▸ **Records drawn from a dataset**
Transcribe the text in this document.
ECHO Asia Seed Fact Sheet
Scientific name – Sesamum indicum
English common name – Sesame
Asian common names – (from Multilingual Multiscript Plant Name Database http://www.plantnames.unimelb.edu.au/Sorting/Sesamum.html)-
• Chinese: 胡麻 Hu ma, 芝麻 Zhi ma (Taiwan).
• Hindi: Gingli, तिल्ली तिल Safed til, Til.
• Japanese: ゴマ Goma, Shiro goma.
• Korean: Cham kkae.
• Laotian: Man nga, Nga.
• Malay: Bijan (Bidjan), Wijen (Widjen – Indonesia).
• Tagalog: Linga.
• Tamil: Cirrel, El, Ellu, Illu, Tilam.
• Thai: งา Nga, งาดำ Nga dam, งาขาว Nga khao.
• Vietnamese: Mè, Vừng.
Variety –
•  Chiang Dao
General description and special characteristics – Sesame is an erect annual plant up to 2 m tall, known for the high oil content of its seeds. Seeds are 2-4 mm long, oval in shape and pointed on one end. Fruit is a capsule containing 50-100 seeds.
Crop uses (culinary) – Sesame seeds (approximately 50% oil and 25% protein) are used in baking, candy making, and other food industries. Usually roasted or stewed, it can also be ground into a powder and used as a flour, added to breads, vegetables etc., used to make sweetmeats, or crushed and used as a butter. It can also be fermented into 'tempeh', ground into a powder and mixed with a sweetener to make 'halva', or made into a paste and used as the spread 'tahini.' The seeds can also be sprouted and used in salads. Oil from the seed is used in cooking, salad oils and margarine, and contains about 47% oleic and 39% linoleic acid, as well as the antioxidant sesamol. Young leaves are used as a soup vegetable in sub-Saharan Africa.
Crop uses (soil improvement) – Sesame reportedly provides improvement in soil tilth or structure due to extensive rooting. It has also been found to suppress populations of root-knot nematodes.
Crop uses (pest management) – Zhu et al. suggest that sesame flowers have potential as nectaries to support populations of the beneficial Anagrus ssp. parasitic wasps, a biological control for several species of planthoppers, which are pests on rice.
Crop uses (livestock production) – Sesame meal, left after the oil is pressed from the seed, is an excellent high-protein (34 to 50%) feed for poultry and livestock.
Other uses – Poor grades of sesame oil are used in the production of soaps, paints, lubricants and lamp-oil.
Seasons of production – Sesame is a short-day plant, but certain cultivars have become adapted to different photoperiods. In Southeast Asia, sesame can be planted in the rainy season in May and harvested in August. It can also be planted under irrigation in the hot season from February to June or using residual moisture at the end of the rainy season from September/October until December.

▸ **TASK**
Could you print all of the data above once more, unaltered?

▸ **ANSWER FOR THE TASK**
Transcribe the text in this document.
ECHO Asia Seed Fact Sheet
Scientific name – Sesamum indicum
English common name – Sesame
Asian common names – (from Multilingual Multiscript Plant Name Database http://www.plantnames.unimelb.edu.au/Sorting/Sesamum.html)-
• Chinese: 胡麻 Hu ma, 芝麻 Zhi ma (Taiwan).
• Hindi: Gingli, तिल्ली तिल Safed til, Til.
• Japanese: ゴマ Goma, Shiro goma.
• Korean: Cham kkae.
• Laotian: Man nga, Nga.
• Malay: Bijan (Bidjan), Wijen (Widjen – Indonesia).
• Tagalog: Linga.
• Tamil: Cirrel, El, Ellu, Illu, Tilam.
• Thai: งา Nga, งาดำ Nga dam, งาขาว Nga khao.
• Vietnamese: Mè, Vừng.
Variety –
•  Chiang Dao
General description and special characteristics – Sesame is an erect annual plant up to 2 m tall, known for the high oil content of its seeds. Seeds are 2-4 mm long, oval in shape and pointed on one end. Fruit is a capsule containing 50-100 seeds.
Crop uses (culinary) – Sesame seeds (approximately 50% oil and 25% protein) are used in baking, candy making, and other food industries. Usually roasted or stewed, it can also be ground into a powder and used as a flour, added to breads, vegetables etc., used to make sweetmeats, or crushed and used as a butter. It can also be fermented into 'tempeh', ground into a powder and mixed with a sweetener to make 'halva', or made into a paste and used as the spread 'tahini.' The seeds can also be sprouted and used in salads. Oil from the seed is used in cooking, salad oils and margarine, and contains about 47% oleic and 39% linoleic acid, as well as the antioxidant sesamol. Young leaves are used as a soup vegetable in sub-Saharan Africa.
Crop uses (soil improvement) – Sesame reportedly provides improvement in soil tilth or structure due to extensive rooting. It has also been found to suppress populations of root-knot nematodes.
Crop uses (pest management) – Zhu et al. suggest that sesame flowers have potential as nectaries to support populations of the beneficial Anagrus ssp. parasitic wasps, a biological control for several species of planthoppers, which are pests on rice.
Crop uses (livestock production) – Sesame meal, left after the oil is pressed from the seed, is an excellent high-protein (34 to 50%) feed for poultry and livestock.
Other uses – Poor grades of sesame oil are used in the production of soaps, paints, lubricants and lamp-oil.
Seasons of production – Sesame is a short-day plant, but certain cultivars have become adapted to different photoperiods. In Southeast Asia, sesame can be planted in the rainy season in May and harvested in August. It can also be planted under irrigation in the hot season from February to June or using residual moisture at the end of the rainy season from September/October until December.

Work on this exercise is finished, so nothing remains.